_TASK DETAILS_. Select from the records below every line that has the word "name" in it.

== DATA FOR THIS EXERCISE

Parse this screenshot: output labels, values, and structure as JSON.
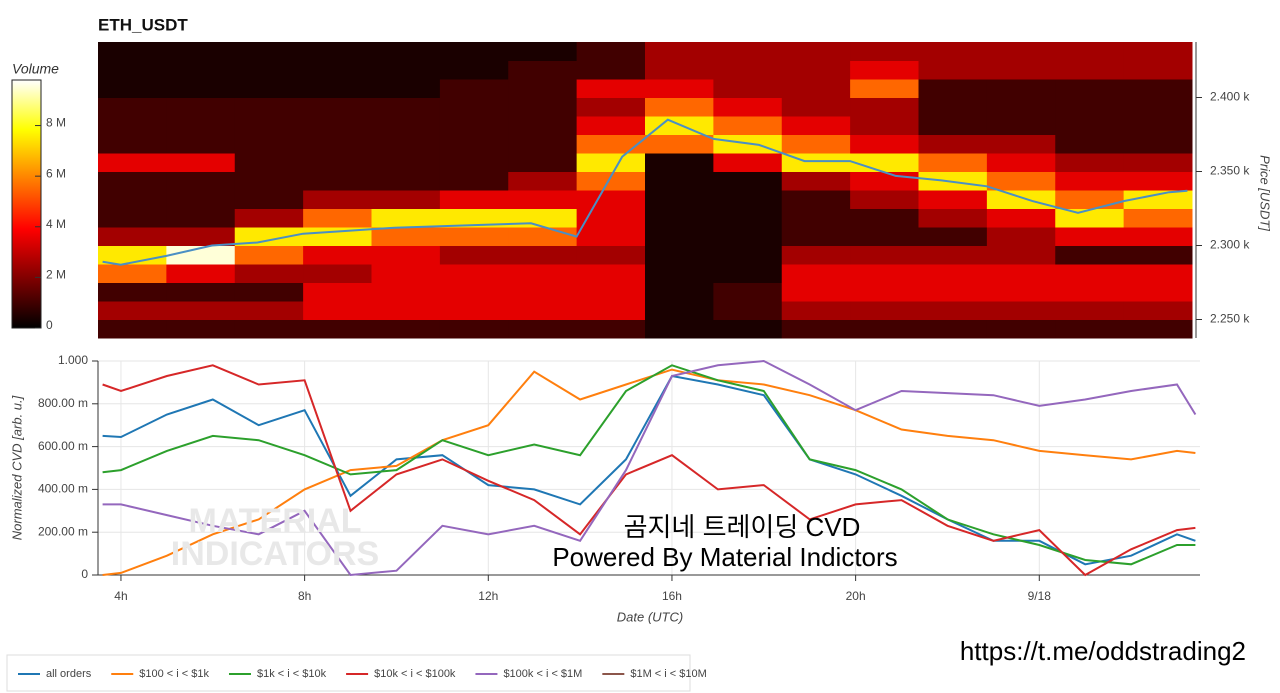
{
  "chart_data": [
    {
      "type": "heatmap",
      "title": "ETH_USDT",
      "colorbar_label": "Volume",
      "y_label": "Price [USDT]",
      "colormap": "hot",
      "xlim": [
        3.5,
        27.5
      ],
      "ylim": [
        2237.5,
        2437.5
      ],
      "yticks": [
        {
          "value": 2250,
          "label": "2.250 k"
        },
        {
          "value": 2300,
          "label": "2.300 k"
        },
        {
          "value": 2350,
          "label": "2.350 k"
        },
        {
          "value": 2400,
          "label": "2.400 k"
        }
      ],
      "clim": [
        0,
        9800000
      ],
      "cticks": [
        0,
        {
          "value": 2000000,
          "label": "2 M"
        },
        {
          "value": 4000000,
          "label": "4 M"
        },
        {
          "value": 6000000,
          "label": "6 M"
        },
        {
          "value": 8000000,
          "label": "8 M"
        }
      ],
      "x_edges": [
        3.5,
        5,
        6.5,
        8,
        9.5,
        11,
        12.5,
        14,
        15.5,
        17,
        18.5,
        20,
        21.5,
        23,
        24.5,
        26,
        27.5
      ],
      "y_edges": [
        2237.5,
        2250,
        2262.5,
        2275,
        2287.5,
        2300,
        2312.5,
        2325,
        2337.5,
        2350,
        2362.5,
        2375,
        2387.5,
        2400,
        2412.5,
        2425,
        2437.5
      ],
      "z": [
        [
          1000000,
          1000000,
          1000000,
          1000000,
          1000000,
          1000000,
          1000000,
          1000000,
          400000,
          400000,
          1000000,
          1000000,
          1000000,
          1000000,
          1000000,
          1000000
        ],
        [
          2500000,
          2500000,
          2500000,
          3500000,
          3500000,
          3500000,
          3500000,
          3500000,
          400000,
          1000000,
          2500000,
          2500000,
          2500000,
          2500000,
          2500000,
          2500000
        ],
        [
          1000000,
          1000000,
          1000000,
          3500000,
          3500000,
          3500000,
          3500000,
          3500000,
          400000,
          1000000,
          3500000,
          3500000,
          3500000,
          3500000,
          3500000,
          3500000
        ],
        [
          5500000,
          3500000,
          2500000,
          2500000,
          3500000,
          3500000,
          3500000,
          3500000,
          400000,
          400000,
          3500000,
          3500000,
          3500000,
          3500000,
          3500000,
          3500000
        ],
        [
          7500000,
          9500000,
          5500000,
          3500000,
          3500000,
          2500000,
          2500000,
          2500000,
          400000,
          400000,
          2500000,
          2500000,
          2500000,
          2500000,
          1000000,
          1000000
        ],
        [
          2500000,
          2500000,
          7500000,
          7500000,
          5500000,
          5500000,
          5500000,
          3500000,
          400000,
          400000,
          1000000,
          1000000,
          1000000,
          2500000,
          3500000,
          3500000
        ],
        [
          1000000,
          1000000,
          2500000,
          5500000,
          7500000,
          7500000,
          7500000,
          3500000,
          400000,
          400000,
          1000000,
          1000000,
          2500000,
          3500000,
          7500000,
          5500000
        ],
        [
          1000000,
          1000000,
          1000000,
          2500000,
          2500000,
          3500000,
          3500000,
          3500000,
          400000,
          400000,
          1000000,
          2500000,
          3500000,
          7500000,
          5500000,
          7500000
        ],
        [
          1000000,
          1000000,
          1000000,
          1000000,
          1000000,
          1000000,
          2500000,
          5500000,
          400000,
          400000,
          2500000,
          3500000,
          7500000,
          5500000,
          3500000,
          3500000
        ],
        [
          3500000,
          3500000,
          1000000,
          1000000,
          1000000,
          1000000,
          1000000,
          7500000,
          400000,
          3500000,
          7500000,
          7500000,
          5500000,
          3500000,
          2500000,
          2500000
        ],
        [
          1000000,
          1000000,
          1000000,
          1000000,
          1000000,
          1000000,
          1000000,
          5500000,
          5500000,
          7500000,
          5500000,
          3500000,
          2500000,
          2500000,
          1000000,
          1000000
        ],
        [
          1000000,
          1000000,
          1000000,
          1000000,
          1000000,
          1000000,
          1000000,
          3500000,
          7500000,
          5500000,
          3500000,
          2500000,
          1000000,
          1000000,
          1000000,
          1000000
        ],
        [
          1000000,
          1000000,
          1000000,
          1000000,
          1000000,
          1000000,
          1000000,
          2500000,
          5500000,
          3500000,
          2500000,
          2500000,
          1000000,
          1000000,
          1000000,
          1000000
        ],
        [
          400000,
          400000,
          400000,
          400000,
          400000,
          1000000,
          1000000,
          3500000,
          3500000,
          2500000,
          2500000,
          5500000,
          1000000,
          1000000,
          1000000,
          1000000
        ],
        [
          400000,
          400000,
          400000,
          400000,
          400000,
          400000,
          1000000,
          1000000,
          2500000,
          2500000,
          2500000,
          3500000,
          2500000,
          2500000,
          2500000,
          2500000
        ],
        [
          400000,
          400000,
          400000,
          400000,
          400000,
          400000,
          400000,
          1000000,
          2500000,
          2500000,
          2500000,
          2500000,
          2500000,
          2500000,
          2500000,
          2500000
        ]
      ],
      "line": {
        "color": "#4a8fc4",
        "x": [
          3.6,
          4,
          5,
          6,
          7,
          8,
          9,
          10,
          11,
          12,
          13,
          14,
          15,
          16,
          17,
          18,
          19,
          20,
          21,
          22,
          23,
          24,
          25,
          26,
          27,
          27.4
        ],
        "values": [
          2289,
          2287,
          2293,
          2300,
          2302,
          2308,
          2310,
          2312,
          2313,
          2314,
          2315,
          2306,
          2360,
          2385,
          2372,
          2368,
          2357,
          2357,
          2347,
          2344,
          2340,
          2330,
          2322,
          2330,
          2336,
          2337
        ]
      }
    },
    {
      "type": "line",
      "x_label": "Date (UTC)",
      "y_label": "Normalized CVD [arb. u.]",
      "grid": true,
      "legend": "bottom-left",
      "xlim": [
        3.5,
        27.5
      ],
      "ylim": [
        0,
        1
      ],
      "xticks": [
        {
          "value": 4,
          "label": "4h"
        },
        {
          "value": 8,
          "label": "8h"
        },
        {
          "value": 12,
          "label": "12h"
        },
        {
          "value": 16,
          "label": "16h"
        },
        {
          "value": 20,
          "label": "20h"
        },
        {
          "value": 24,
          "label": "9/18"
        }
      ],
      "yticks": [
        0,
        {
          "value": 0.2,
          "label": "200.00 m"
        },
        {
          "value": 0.4,
          "label": "400.00 m"
        },
        {
          "value": 0.6,
          "label": "600.00 m"
        },
        {
          "value": 0.8,
          "label": "800.00 m"
        },
        {
          "value": 1,
          "label": "1.000"
        }
      ],
      "x": [
        3.6,
        4,
        5,
        6,
        7,
        8,
        9,
        10,
        11,
        12,
        13,
        14,
        15,
        16,
        17,
        18,
        19,
        20,
        21,
        22,
        23,
        24,
        25,
        26,
        27,
        27.4
      ],
      "series": [
        {
          "name": "all orders",
          "color": "#1f77b4",
          "values": [
            0.65,
            0.645,
            0.75,
            0.82,
            0.7,
            0.77,
            0.37,
            0.54,
            0.56,
            0.42,
            0.4,
            0.33,
            0.54,
            0.93,
            0.89,
            0.84,
            0.54,
            0.47,
            0.37,
            0.26,
            0.16,
            0.16,
            0.05,
            0.09,
            0.19,
            0.16
          ]
        },
        {
          "name": "$100 < i < $1k",
          "color": "#ff7f0e",
          "values": [
            0,
            0.01,
            0.09,
            0.19,
            0.26,
            0.4,
            0.49,
            0.51,
            0.63,
            0.7,
            0.95,
            0.82,
            0.89,
            0.96,
            0.91,
            0.89,
            0.84,
            0.77,
            0.68,
            0.65,
            0.63,
            0.58,
            0.56,
            0.54,
            0.58,
            0.57
          ]
        },
        {
          "name": "$1k < i < $10k",
          "color": "#2ca02c",
          "values": [
            0.48,
            0.49,
            0.58,
            0.65,
            0.63,
            0.56,
            0.47,
            0.49,
            0.63,
            0.56,
            0.61,
            0.56,
            0.86,
            0.98,
            0.91,
            0.86,
            0.54,
            0.49,
            0.4,
            0.26,
            0.19,
            0.14,
            0.07,
            0.05,
            0.14,
            0.14
          ]
        },
        {
          "name": "$10k < i < $100k",
          "color": "#d62728",
          "values": [
            0.89,
            0.86,
            0.93,
            0.98,
            0.89,
            0.91,
            0.3,
            0.47,
            0.54,
            0.44,
            0.35,
            0.19,
            0.47,
            0.56,
            0.4,
            0.42,
            0.26,
            0.33,
            0.35,
            0.23,
            0.16,
            0.21,
            0,
            0.12,
            0.21,
            0.22
          ]
        },
        {
          "name": "$100k < i < $1M",
          "color": "#9467bd",
          "values": [
            0.33,
            0.33,
            0.28,
            0.23,
            0.19,
            0.3,
            0,
            0.02,
            0.23,
            0.19,
            0.23,
            0.16,
            0.49,
            0.93,
            0.98,
            1,
            0.89,
            0.77,
            0.86,
            0.85,
            0.84,
            0.79,
            0.82,
            0.86,
            0.89,
            0.75
          ]
        },
        {
          "name": "$1M < i < $10M",
          "color": "#8c564b",
          "values": [
            null,
            null,
            null,
            null,
            null,
            null,
            null,
            null,
            null,
            null,
            null,
            null,
            null,
            null,
            null,
            null,
            null,
            null,
            null,
            null,
            null,
            null,
            null,
            null,
            null,
            null
          ]
        }
      ]
    }
  ],
  "watermarks": {
    "logo_top": "MATERIAL",
    "logo_bottom": "INDICATORS",
    "caption": "곰지네 트레이딩 CVD",
    "powered": "Powered By Material Indictors",
    "link": "https://t.me/oddstrading2"
  }
}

====

_FINAL ANSWER_.
          "name": "all orders",
          "name": "$100 < i < $1k",
          "name": "$1k < i < $10k",
          "name": "$10k < i < $100k",
          "name": "$100k < i < $1M",
          "name": "$1M < i < $10M",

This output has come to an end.